▸ **WHAT IS NEEDED**
Your task is to output the entries below word for word.

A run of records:
• • •
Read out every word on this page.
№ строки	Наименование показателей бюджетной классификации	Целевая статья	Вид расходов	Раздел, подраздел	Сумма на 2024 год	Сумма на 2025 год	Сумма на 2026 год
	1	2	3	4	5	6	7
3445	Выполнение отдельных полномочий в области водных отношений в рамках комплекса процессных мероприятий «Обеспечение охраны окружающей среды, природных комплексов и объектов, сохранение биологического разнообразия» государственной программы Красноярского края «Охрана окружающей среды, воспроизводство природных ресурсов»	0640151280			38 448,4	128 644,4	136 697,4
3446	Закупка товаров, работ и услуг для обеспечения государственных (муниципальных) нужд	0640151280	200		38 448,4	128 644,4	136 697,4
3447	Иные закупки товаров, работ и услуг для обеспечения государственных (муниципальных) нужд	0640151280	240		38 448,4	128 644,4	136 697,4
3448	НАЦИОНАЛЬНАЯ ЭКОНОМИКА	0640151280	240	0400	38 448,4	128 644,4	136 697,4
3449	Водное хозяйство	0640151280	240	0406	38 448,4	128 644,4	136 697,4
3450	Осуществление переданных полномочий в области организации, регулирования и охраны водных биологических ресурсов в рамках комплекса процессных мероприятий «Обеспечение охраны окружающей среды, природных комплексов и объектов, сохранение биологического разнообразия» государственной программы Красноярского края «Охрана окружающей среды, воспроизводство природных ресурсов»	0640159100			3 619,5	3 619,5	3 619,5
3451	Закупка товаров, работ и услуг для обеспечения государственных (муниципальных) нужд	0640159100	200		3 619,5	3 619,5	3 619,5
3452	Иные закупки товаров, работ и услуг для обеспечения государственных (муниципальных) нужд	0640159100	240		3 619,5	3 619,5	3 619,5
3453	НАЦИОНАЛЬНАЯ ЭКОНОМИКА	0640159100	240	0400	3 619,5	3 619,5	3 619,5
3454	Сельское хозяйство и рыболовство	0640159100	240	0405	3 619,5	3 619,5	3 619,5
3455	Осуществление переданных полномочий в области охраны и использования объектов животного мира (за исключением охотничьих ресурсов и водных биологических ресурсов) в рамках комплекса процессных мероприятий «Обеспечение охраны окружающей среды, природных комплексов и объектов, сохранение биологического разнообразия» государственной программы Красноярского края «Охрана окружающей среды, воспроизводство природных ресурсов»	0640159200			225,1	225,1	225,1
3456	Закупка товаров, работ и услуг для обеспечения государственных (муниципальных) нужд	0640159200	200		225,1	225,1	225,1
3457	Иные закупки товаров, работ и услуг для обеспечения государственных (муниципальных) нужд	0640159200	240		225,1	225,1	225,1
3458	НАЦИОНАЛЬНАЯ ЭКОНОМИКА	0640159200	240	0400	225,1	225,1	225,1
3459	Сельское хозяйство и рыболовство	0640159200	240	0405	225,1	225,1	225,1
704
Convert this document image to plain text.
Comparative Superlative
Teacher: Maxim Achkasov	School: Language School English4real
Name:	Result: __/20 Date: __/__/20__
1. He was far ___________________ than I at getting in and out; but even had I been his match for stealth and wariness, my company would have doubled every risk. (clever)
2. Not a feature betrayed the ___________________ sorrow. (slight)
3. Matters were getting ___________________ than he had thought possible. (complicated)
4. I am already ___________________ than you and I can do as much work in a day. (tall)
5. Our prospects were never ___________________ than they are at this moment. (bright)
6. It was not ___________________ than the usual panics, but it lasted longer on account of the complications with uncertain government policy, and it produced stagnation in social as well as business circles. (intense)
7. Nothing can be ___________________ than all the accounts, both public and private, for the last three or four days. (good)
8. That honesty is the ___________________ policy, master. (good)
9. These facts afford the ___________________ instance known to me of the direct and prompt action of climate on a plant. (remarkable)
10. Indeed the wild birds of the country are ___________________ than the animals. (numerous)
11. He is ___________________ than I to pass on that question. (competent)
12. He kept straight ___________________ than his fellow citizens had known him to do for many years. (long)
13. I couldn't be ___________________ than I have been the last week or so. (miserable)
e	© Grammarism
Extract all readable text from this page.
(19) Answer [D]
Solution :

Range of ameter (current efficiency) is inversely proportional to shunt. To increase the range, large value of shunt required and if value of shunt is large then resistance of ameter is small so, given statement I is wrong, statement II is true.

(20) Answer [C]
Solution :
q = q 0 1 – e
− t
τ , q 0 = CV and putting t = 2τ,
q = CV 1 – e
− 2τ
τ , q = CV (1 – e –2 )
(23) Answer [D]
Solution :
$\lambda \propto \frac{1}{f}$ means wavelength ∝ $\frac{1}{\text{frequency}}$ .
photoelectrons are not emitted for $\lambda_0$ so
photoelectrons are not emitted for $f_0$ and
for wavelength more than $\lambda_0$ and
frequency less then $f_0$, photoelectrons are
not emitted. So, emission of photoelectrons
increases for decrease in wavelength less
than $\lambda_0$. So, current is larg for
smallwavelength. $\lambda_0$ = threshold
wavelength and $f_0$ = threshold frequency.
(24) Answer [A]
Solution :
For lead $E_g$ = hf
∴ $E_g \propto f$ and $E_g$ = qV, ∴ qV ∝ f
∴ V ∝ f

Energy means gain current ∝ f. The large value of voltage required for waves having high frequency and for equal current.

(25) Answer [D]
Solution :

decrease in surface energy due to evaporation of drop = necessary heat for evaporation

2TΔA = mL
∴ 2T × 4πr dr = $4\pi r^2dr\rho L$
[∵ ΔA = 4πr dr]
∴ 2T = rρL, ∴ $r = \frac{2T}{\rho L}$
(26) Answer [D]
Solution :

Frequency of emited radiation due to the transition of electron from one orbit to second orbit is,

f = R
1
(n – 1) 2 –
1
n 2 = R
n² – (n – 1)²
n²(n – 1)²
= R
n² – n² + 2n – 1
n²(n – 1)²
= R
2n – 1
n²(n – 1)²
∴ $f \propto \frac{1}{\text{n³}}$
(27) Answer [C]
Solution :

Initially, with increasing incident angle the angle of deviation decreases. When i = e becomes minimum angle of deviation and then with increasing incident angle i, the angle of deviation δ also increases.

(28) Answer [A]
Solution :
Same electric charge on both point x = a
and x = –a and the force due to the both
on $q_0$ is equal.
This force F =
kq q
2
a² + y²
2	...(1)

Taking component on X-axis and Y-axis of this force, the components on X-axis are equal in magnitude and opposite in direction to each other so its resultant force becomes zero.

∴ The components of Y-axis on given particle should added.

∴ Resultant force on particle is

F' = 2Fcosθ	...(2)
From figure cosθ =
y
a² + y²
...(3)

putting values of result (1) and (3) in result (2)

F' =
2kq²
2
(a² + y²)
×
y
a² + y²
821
• • •
▸ **TASK SOLUTION**
Read out every word on this page.
№ строки	Наименование показателей бюджетной классификации	Целевая статья	Вид расходов	Раздел, подраздел	Сумма на 2024 год	Сумма на 2025 год	Сумма на 2026 год
	1	2	3	4	5	6	7
3445	Выполнение отдельных полномочий в области водных отношений в рамках комплекса процессных мероприятий «Обеспечение охраны окружающей среды, природных комплексов и объектов, сохранение биологического разнообразия» государственной программы Красноярского края «Охрана окружающей среды, воспроизводство природных ресурсов»	0640151280			38 448,4	128 644,4	136 697,4
3446	Закупка товаров, работ и услуг для обеспечения государственных (муниципальных) нужд	0640151280	200		38 448,4	128 644,4	136 697,4
3447	Иные закупки товаров, работ и услуг для обеспечения государственных (муниципальных) нужд	0640151280	240		38 448,4	128 644,4	136 697,4
3448	НАЦИОНАЛЬНАЯ ЭКОНОМИКА	0640151280	240	0400	38 448,4	128 644,4	136 697,4
3449	Водное хозяйство	0640151280	240	0406	38 448,4	128 644,4	136 697,4
3450	Осуществление переданных полномочий в области организации, регулирования и охраны водных биологических ресурсов в рамках комплекса процессных мероприятий «Обеспечение охраны окружающей среды, природных комплексов и объектов, сохранение биологического разнообразия» государственной программы Красноярского края «Охрана окружающей среды, воспроизводство природных ресурсов»	0640159100			3 619,5	3 619,5	3 619,5
3451	Закупка товаров, работ и услуг для обеспечения государственных (муниципальных) нужд	0640159100	200		3 619,5	3 619,5	3 619,5
3452	Иные закупки товаров, работ и услуг для обеспечения государственных (муниципальных) нужд	0640159100	240		3 619,5	3 619,5	3 619,5
3453	НАЦИОНАЛЬНАЯ ЭКОНОМИКА	0640159100	240	0400	3 619,5	3 619,5	3 619,5
3454	Сельское хозяйство и рыболовство	0640159100	240	0405	3 619,5	3 619,5	3 619,5
3455	Осуществление переданных полномочий в области охраны и использования объектов животного мира (за исключением охотничьих ресурсов и водных биологических ресурсов) в рамках комплекса процессных мероприятий «Обеспечение охраны окружающей среды, природных комплексов и объектов, сохранение биологического разнообразия» государственной программы Красноярского края «Охрана окружающей среды, воспроизводство природных ресурсов»	0640159200			225,1	225,1	225,1
3456	Закупка товаров, работ и услуг для обеспечения государственных (муниципальных) нужд	0640159200	200		225,1	225,1	225,1
3457	Иные закупки товаров, работ и услуг для обеспечения государственных (муниципальных) нужд	0640159200	240		225,1	225,1	225,1
3458	НАЦИОНАЛЬНАЯ ЭКОНОМИКА	0640159200	240	0400	225,1	225,1	225,1
3459	Сельское хозяйство и рыболовство	0640159200	240	0405	225,1	225,1	225,1
704
Convert this document image to plain text.
Comparative Superlative
Teacher: Maxim Achkasov	School: Language School English4real
Name:	Result: __/20 Date: __/__/20__
1. He was far ___________________ than I at getting in and out; but even had I been his match for stealth and wariness, my company would have doubled every risk. (clever)
2. Not a feature betrayed the ___________________ sorrow. (slight)
3. Matters were getting ___________________ than he had thought possible. (complicated)
4. I am already ___________________ than you and I can do as much work in a day. (tall)
5. Our prospects were never ___________________ than they are at this moment. (bright)
6. It was not ___________________ than the usual panics, but it lasted longer on account of the complications with uncertain government policy, and it produced stagnation in social as well as business circles. (intense)
7. Nothing can be ___________________ than all the accounts, both public and private, for the last three or four days. (good)
8. That honesty is the ___________________ policy, master. (good)
9. These facts afford the ___________________ instance known to me of the direct and prompt action of climate on a plant. (remarkable)
10. Indeed the wild birds of the country are ___________________ than the animals. (numerous)
11. He is ___________________ than I to pass on that question. (competent)
12. He kept straight ___________________ than his fellow citizens had known him to do for many years. (long)
13. I couldn't be ___________________ than I have been the last week or so. (miserable)
e	© Grammarism
Extract all readable text from this page.
(19) Answer [D]
Solution :

Range of ameter (current efficiency) is inversely proportional to shunt. To increase the range, large value of shunt required and if value of shunt is large then resistance of ameter is small so, given statement I is wrong, statement II is true.

(20) Answer [C]
Solution :
q = q 0 1 – e
− t
τ , q 0 = CV and putting t = 2τ,
q = CV 1 – e
− 2τ
τ , q = CV (1 – e –2 )
(23) Answer [D]
Solution :
$\lambda \propto \frac{1}{f}$ means wavelength ∝ $\frac{1}{\text{frequency}}$ .
photoelectrons are not emitted for $\lambda_0$ so
photoelectrons are not emitted for $f_0$ and
for wavelength more than $\lambda_0$ and
frequency less then $f_0$, photoelectrons are
not emitted. So, emission of photoelectrons
increases for decrease in wavelength less
than $\lambda_0$. So, current is larg for
smallwavelength. $\lambda_0$ = threshold
wavelength and $f_0$ = threshold frequency.
(24) Answer [A]
Solution :
For lead $E_g$ = hf
∴ $E_g \propto f$ and $E_g$ = qV, ∴ qV ∝ f
∴ V ∝ f

Energy means gain current ∝ f. The large value of voltage required for waves having high frequency and for equal current.

(25) Answer [D]
Solution :

decrease in surface energy due to evaporation of drop = necessary heat for evaporation

2TΔA = mL
∴ 2T × 4πr dr = $4\pi r^2dr\rho L$
[∵ ΔA = 4πr dr]
∴ 2T = rρL, ∴ $r = \frac{2T}{\rho L}$
(26) Answer [D]
Solution :

Frequency of emited radiation due to the transition of electron from one orbit to second orbit is,

f = R
1
(n – 1) 2 –
1
n 2 = R
n² – (n – 1)²
n²(n – 1)²
= R
n² – n² + 2n – 1
n²(n – 1)²
= R
2n – 1
n²(n – 1)²
∴ $f \propto \frac{1}{\text{n³}}$
(27) Answer [C]
Solution :

Initially, with increasing incident angle the angle of deviation decreases. When i = e becomes minimum angle of deviation and then with increasing incident angle i, the angle of deviation δ also increases.

(28) Answer [A]
Solution :
Same electric charge on both point x = a
and x = –a and the force due to the both
on $q_0$ is equal.
This force F =
kq q
2
a² + y²
2	...(1)

Taking component on X-axis and Y-axis of this force, the components on X-axis are equal in magnitude and opposite in direction to each other so its resultant force becomes zero.

∴ The components of Y-axis on given particle should added.

∴ Resultant force on particle is

F' = 2Fcosθ	...(2)
From figure cosθ =
y
a² + y²
...(3)

putting values of result (1) and (3) in result (2)

F' =
2kq²
2
(a² + y²)
×
y
a² + y²
821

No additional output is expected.